** begin **
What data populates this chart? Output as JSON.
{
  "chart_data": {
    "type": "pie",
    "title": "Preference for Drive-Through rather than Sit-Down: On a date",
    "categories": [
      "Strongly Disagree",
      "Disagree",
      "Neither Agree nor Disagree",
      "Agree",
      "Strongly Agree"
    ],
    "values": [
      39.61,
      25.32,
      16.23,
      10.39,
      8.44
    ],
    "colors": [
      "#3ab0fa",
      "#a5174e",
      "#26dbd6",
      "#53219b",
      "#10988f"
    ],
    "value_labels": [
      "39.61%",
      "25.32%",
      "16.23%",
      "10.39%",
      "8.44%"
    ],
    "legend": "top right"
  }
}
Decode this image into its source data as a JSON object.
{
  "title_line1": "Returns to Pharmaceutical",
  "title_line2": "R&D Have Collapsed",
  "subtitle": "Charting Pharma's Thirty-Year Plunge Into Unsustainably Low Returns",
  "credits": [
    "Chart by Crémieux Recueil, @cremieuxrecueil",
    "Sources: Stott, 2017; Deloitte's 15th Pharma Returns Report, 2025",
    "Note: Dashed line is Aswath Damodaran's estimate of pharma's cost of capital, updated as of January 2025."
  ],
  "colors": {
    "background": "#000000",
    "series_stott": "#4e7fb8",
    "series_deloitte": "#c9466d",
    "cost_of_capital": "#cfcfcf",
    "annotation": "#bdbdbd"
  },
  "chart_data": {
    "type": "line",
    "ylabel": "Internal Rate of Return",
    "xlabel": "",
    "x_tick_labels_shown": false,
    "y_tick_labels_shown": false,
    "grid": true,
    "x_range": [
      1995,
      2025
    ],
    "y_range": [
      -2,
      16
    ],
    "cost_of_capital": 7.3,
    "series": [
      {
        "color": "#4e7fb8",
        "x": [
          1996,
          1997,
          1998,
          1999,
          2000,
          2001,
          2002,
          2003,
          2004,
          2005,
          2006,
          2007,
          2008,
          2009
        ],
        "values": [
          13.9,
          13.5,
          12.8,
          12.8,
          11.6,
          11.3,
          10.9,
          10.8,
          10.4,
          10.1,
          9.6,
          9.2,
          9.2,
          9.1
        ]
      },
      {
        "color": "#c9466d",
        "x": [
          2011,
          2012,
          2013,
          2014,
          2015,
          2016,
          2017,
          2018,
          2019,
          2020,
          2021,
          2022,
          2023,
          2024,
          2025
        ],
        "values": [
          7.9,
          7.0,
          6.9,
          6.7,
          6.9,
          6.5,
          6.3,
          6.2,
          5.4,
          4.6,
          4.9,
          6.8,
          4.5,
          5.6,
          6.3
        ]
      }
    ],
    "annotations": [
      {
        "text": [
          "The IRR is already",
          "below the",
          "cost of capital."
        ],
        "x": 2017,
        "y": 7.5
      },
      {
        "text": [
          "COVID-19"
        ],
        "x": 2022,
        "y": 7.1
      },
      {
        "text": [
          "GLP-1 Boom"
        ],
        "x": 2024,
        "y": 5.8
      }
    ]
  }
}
** end **
Problem requirements: Go through the listing and print each line exactly as it appears.

Expected output:
What data populates this chart? Output as JSON.
{
  "chart_data": {
    "type": "pie",
    "title": "Preference for Drive-Through rather than Sit-Down: On a date",
    "categories": [
      "Strongly Disagree",
      "Disagree",
      "Neither Agree nor Disagree",
      "Agree",
      "Strongly Agree"
    ],
    "values": [
      39.61,
      25.32,
      16.23,
      10.39,
      8.44
    ],
    "colors": [
      "#3ab0fa",
      "#a5174e",
      "#26dbd6",
      "#53219b",
      "#10988f"
    ],
    "value_labels": [
      "39.61%",
      "25.32%",
      "16.23%",
      "10.39%",
      "8.44%"
    ],
    "legend": "top right"
  }
}
Decode this image into its source data as a JSON object.
{
  "title_line1": "Returns to Pharmaceutical",
  "title_line2": "R&D Have Collapsed",
  "subtitle": "Charting Pharma's Thirty-Year Plunge Into Unsustainably Low Returns",
  "credits": [
    "Chart by Crémieux Recueil, @cremieuxrecueil",
    "Sources: Stott, 2017; Deloitte's 15th Pharma Returns Report, 2025",
    "Note: Dashed line is Aswath Damodaran's estimate of pharma's cost of capital, updated as of January 2025."
  ],
  "colors": {
    "background": "#000000",
    "series_stott": "#4e7fb8",
    "series_deloitte": "#c9466d",
    "cost_of_capital": "#cfcfcf",
    "annotation": "#bdbdbd"
  },
  "chart_data": {
    "type": "line",
    "ylabel": "Internal Rate of Return",
    "xlabel": "",
    "x_tick_labels_shown": false,
    "y_tick_labels_shown": false,
    "grid": true,
    "x_range": [
      1995,
      2025
    ],
    "y_range": [
      -2,
      16
    ],
    "cost_of_capital": 7.3,
    "series": [
      {
        "color": "#4e7fb8",
        "x": [
          1996,
          1997,
          1998,
          1999,
          2000,
          2001,
          2002,
          2003,
          2004,
          2005,
          2006,
          2007,
          2008,
          2009
        ],
        "values": [
          13.9,
          13.5,
          12.8,
          12.8,
          11.6,
          11.3,
          10.9,
          10.8,
          10.4,
          10.1,
          9.6,
          9.2,
          9.2,
          9.1
        ]
      },
      {
        "color": "#c9466d",
        "x": [
          2011,
          2012,
          2013,
          2014,
          2015,
          2016,
          2017,
          2018,
          2019,
          2020,
          2021,
          2022,
          2023,
          2024,
          2025
        ],
        "values": [
          7.9,
          7.0,
          6.9,
          6.7,
          6.9,
          6.5,
          6.3,
          6.2,
          5.4,
          4.6,
          4.9,
          6.8,
          4.5,
          5.6,
          6.3
        ]
      }
    ],
    "annotations": [
      {
        "text": [
          "The IRR is already",
          "below the",
          "cost of capital."
        ],
        "x": 2017,
        "y": 7.5
      },
      {
        "text": [
          "COVID-19"
        ],
        "x": 2022,
        "y": 7.1
      },
      {
        "text": [
          "GLP-1 Boom"
        ],
        "x": 2024,
        "y": 5.8
      }
    ]
  }
}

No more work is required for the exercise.